▶ **What you will do**:
Copy every line of the data exactly, leaving nothing out.

[Dataset entries]
━━━━━━━━━━

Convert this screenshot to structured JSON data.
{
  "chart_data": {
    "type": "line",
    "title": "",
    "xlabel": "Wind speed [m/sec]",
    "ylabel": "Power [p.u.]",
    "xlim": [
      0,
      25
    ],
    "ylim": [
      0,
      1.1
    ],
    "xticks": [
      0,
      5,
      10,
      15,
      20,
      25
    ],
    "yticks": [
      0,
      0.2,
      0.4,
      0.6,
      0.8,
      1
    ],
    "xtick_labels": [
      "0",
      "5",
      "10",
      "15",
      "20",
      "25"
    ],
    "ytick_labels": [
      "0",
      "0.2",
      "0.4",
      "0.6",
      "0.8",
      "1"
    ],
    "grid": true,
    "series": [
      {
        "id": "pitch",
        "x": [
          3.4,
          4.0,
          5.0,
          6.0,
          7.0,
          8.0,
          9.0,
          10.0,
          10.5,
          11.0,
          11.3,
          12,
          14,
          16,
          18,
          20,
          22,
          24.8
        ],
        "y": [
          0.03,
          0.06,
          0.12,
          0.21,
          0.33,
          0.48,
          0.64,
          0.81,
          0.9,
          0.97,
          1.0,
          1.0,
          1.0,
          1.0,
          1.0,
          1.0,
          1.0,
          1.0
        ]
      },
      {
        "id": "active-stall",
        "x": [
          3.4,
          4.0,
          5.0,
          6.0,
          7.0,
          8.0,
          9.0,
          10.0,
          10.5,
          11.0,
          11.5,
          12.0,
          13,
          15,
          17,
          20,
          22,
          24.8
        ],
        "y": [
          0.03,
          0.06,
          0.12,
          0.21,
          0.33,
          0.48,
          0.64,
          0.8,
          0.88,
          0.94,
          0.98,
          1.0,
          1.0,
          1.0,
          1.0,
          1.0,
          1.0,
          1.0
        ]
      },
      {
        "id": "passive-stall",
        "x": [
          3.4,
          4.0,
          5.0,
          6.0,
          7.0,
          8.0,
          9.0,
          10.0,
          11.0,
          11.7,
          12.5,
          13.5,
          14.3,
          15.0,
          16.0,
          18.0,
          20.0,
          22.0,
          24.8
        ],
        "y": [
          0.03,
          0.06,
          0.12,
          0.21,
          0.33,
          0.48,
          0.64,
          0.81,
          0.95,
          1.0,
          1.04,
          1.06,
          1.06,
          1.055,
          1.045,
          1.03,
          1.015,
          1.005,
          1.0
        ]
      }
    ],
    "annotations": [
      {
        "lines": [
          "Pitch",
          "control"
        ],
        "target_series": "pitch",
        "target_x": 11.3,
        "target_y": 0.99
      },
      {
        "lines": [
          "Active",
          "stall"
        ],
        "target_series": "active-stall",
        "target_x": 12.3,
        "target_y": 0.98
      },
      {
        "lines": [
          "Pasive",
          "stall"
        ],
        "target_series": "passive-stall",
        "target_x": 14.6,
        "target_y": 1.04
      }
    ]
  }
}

━━━━━━━━━━

▶ **Output for this exercise**:
Convert this screenshot to structured JSON data.
{
  "chart_data": {
    "type": "line",
    "title": "",
    "xlabel": "Wind speed [m/sec]",
    "ylabel": "Power [p.u.]",
    "xlim": [
      0,
      25
    ],
    "ylim": [
      0,
      1.1
    ],
    "xticks": [
      0,
      5,
      10,
      15,
      20,
      25
    ],
    "yticks": [
      0,
      0.2,
      0.4,
      0.6,
      0.8,
      1
    ],
    "xtick_labels": [
      "0",
      "5",
      "10",
      "15",
      "20",
      "25"
    ],
    "ytick_labels": [
      "0",
      "0.2",
      "0.4",
      "0.6",
      "0.8",
      "1"
    ],
    "grid": true,
    "series": [
      {
        "id": "pitch",
        "x": [
          3.4,
          4.0,
          5.0,
          6.0,
          7.0,
          8.0,
          9.0,
          10.0,
          10.5,
          11.0,
          11.3,
          12,
          14,
          16,
          18,
          20,
          22,
          24.8
        ],
        "y": [
          0.03,
          0.06,
          0.12,
          0.21,
          0.33,
          0.48,
          0.64,
          0.81,
          0.9,
          0.97,
          1.0,
          1.0,
          1.0,
          1.0,
          1.0,
          1.0,
          1.0,
          1.0
        ]
      },
      {
        "id": "active-stall",
        "x": [
          3.4,
          4.0,
          5.0,
          6.0,
          7.0,
          8.0,
          9.0,
          10.0,
          10.5,
          11.0,
          11.5,
          12.0,
          13,
          15,
          17,
          20,
          22,
          24.8
        ],
        "y": [
          0.03,
          0.06,
          0.12,
          0.21,
          0.33,
          0.48,
          0.64,
          0.8,
          0.88,
          0.94,
          0.98,
          1.0,
          1.0,
          1.0,
          1.0,
          1.0,
          1.0,
          1.0
        ]
      },
      {
        "id": "passive-stall",
        "x": [
          3.4,
          4.0,
          5.0,
          6.0,
          7.0,
          8.0,
          9.0,
          10.0,
          11.0,
          11.7,
          12.5,
          13.5,
          14.3,
          15.0,
          16.0,
          18.0,
          20.0,
          22.0,
          24.8
        ],
        "y": [
          0.03,
          0.06,
          0.12,
          0.21,
          0.33,
          0.48,
          0.64,
          0.81,
          0.95,
          1.0,
          1.04,
          1.06,
          1.06,
          1.055,
          1.045,
          1.03,
          1.015,
          1.005,
          1.0
        ]
      }
    ],
    "annotations": [
      {
        "lines": [
          "Pitch",
          "control"
        ],
        "target_series": "pitch",
        "target_x": 11.3,
        "target_y": 0.99
      },
      {
        "lines": [
          "Active",
          "stall"
        ],
        "target_series": "active-stall",
        "target_x": 12.3,
        "target_y": 0.98
      },
      {
        "lines": [
          "Pasive",
          "stall"
        ],
        "target_series": "passive-stall",
        "target_x": 14.6,
        "target_y": 1.04
      }
    ]
  }
}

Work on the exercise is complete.